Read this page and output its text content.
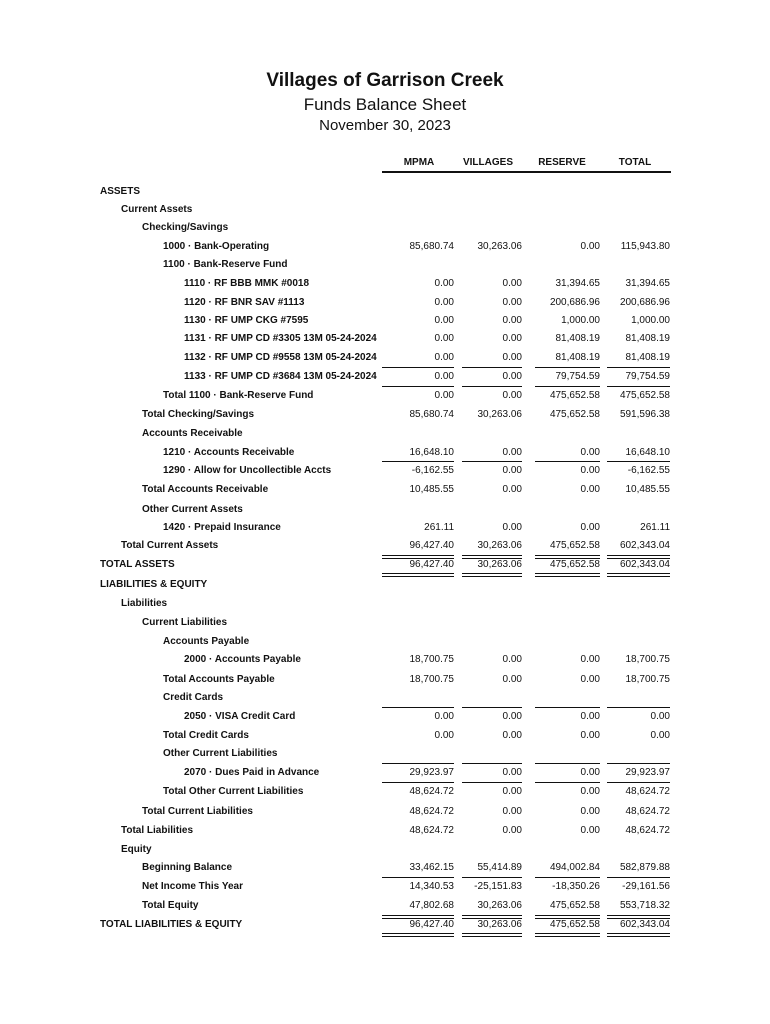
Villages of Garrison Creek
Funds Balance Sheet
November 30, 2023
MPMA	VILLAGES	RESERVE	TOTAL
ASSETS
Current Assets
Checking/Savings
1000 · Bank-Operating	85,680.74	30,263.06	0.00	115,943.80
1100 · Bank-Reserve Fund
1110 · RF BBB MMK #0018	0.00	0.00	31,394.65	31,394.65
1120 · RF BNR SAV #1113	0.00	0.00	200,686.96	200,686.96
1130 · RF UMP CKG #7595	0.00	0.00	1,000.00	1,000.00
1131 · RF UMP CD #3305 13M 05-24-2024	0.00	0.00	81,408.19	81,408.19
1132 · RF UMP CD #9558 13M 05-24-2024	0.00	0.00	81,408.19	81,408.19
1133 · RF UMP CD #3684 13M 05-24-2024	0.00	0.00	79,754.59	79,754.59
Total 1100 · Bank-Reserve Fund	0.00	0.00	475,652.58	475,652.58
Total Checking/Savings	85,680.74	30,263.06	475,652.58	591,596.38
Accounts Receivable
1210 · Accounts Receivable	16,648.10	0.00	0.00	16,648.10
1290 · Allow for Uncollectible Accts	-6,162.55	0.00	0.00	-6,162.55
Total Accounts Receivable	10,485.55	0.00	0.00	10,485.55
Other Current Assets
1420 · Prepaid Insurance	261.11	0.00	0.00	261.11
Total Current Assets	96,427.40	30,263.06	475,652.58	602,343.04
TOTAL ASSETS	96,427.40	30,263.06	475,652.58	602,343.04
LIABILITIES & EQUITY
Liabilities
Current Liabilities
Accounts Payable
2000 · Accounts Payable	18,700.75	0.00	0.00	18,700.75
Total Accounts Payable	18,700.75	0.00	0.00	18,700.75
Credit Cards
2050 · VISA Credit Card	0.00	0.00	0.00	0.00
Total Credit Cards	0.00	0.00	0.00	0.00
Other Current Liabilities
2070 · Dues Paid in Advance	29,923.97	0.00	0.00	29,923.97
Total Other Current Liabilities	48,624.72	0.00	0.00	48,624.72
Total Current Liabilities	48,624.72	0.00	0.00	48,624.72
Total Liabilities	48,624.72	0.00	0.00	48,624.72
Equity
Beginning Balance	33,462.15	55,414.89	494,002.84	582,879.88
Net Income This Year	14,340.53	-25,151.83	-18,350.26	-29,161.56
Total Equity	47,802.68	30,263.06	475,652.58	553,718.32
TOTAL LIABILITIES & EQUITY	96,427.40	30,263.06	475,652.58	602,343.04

****************

__EXERCISE OBJECTIVE__: Reproduce the material in its entirety and word for word, without the pictures.

__SOLUTION TO THIS TASK__:
Read this page and output its text content.
Villages of Garrison Creek
Funds Balance Sheet
November 30, 2023
MPMA	VILLAGES	RESERVE	TOTAL
ASSETS
Current Assets
Checking/Savings
1000 · Bank-Operating	85,680.74	30,263.06	0.00	115,943.80
1100 · Bank-Reserve Fund
1110 · RF BBB MMK #0018	0.00	0.00	31,394.65	31,394.65
1120 · RF BNR SAV #1113	0.00	0.00	200,686.96	200,686.96
1130 · RF UMP CKG #7595	0.00	0.00	1,000.00	1,000.00
1131 · RF UMP CD #3305 13M 05-24-2024	0.00	0.00	81,408.19	81,408.19
1132 · RF UMP CD #9558 13M 05-24-2024	0.00	0.00	81,408.19	81,408.19
1133 · RF UMP CD #3684 13M 05-24-2024	0.00	0.00	79,754.59	79,754.59
Total 1100 · Bank-Reserve Fund	0.00	0.00	475,652.58	475,652.58
Total Checking/Savings	85,680.74	30,263.06	475,652.58	591,596.38
Accounts Receivable
1210 · Accounts Receivable	16,648.10	0.00	0.00	16,648.10
1290 · Allow for Uncollectible Accts	-6,162.55	0.00	0.00	-6,162.55
Total Accounts Receivable	10,485.55	0.00	0.00	10,485.55
Other Current Assets
1420 · Prepaid Insurance	261.11	0.00	0.00	261.11
Total Current Assets	96,427.40	30,263.06	475,652.58	602,343.04
TOTAL ASSETS	96,427.40	30,263.06	475,652.58	602,343.04
LIABILITIES & EQUITY
Liabilities
Current Liabilities
Accounts Payable
2000 · Accounts Payable	18,700.75	0.00	0.00	18,700.75
Total Accounts Payable	18,700.75	0.00	0.00	18,700.75
Credit Cards
2050 · VISA Credit Card	0.00	0.00	0.00	0.00
Total Credit Cards	0.00	0.00	0.00	0.00
Other Current Liabilities
2070 · Dues Paid in Advance	29,923.97	0.00	0.00	29,923.97
Total Other Current Liabilities	48,624.72	0.00	0.00	48,624.72
Total Current Liabilities	48,624.72	0.00	0.00	48,624.72
Total Liabilities	48,624.72	0.00	0.00	48,624.72
Equity
Beginning Balance	33,462.15	55,414.89	494,002.84	582,879.88
Net Income This Year	14,340.53	-25,151.83	-18,350.26	-29,161.56
Total Equity	47,802.68	30,263.06	475,652.58	553,718.32
TOTAL LIABILITIES & EQUITY	96,427.40	30,263.06	475,652.58	602,343.04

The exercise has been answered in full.